DIRECTION — Among the lines below, count those with "pace". Give the total alone.

##### RECORDS FOR THE TASK #####

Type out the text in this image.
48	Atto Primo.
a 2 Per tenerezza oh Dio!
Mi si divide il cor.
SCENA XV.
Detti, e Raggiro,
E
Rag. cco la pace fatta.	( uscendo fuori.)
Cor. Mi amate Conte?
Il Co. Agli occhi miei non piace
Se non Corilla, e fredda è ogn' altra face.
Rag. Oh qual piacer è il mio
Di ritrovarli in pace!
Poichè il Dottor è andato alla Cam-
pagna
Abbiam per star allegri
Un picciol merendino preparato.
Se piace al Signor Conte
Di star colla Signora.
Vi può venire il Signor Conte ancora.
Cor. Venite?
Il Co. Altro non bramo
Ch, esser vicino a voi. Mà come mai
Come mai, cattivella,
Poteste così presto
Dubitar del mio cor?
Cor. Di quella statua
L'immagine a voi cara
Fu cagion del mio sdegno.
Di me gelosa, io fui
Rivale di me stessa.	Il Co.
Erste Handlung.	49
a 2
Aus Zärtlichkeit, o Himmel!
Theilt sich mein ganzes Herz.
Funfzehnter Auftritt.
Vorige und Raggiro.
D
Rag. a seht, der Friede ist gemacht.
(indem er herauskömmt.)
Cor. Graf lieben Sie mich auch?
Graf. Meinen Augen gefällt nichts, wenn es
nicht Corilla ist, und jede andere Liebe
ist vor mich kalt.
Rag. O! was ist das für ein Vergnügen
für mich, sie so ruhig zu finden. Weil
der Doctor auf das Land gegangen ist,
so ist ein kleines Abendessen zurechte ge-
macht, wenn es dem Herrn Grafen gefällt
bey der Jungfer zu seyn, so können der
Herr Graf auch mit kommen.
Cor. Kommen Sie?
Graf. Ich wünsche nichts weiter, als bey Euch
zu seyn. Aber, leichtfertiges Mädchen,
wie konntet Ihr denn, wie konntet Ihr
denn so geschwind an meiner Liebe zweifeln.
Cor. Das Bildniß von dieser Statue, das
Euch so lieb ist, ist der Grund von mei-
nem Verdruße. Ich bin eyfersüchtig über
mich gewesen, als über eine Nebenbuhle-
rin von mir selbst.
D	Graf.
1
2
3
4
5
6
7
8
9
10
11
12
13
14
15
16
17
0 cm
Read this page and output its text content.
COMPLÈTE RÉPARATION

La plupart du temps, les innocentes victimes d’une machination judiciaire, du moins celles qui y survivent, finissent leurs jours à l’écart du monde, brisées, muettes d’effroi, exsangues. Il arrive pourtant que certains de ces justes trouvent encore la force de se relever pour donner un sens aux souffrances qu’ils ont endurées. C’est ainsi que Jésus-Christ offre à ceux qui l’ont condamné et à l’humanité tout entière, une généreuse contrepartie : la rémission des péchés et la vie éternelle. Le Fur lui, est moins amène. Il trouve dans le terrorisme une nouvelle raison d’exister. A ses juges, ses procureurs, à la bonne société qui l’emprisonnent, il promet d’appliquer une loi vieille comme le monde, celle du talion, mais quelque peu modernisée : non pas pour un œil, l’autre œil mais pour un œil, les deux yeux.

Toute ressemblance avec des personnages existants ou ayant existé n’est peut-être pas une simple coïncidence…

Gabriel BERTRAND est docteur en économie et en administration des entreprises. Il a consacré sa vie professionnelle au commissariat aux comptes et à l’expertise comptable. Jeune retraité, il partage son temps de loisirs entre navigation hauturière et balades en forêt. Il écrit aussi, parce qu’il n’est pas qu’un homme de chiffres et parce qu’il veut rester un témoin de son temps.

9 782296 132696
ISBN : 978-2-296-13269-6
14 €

#####

ANSWER TO THE PROBLEM — 2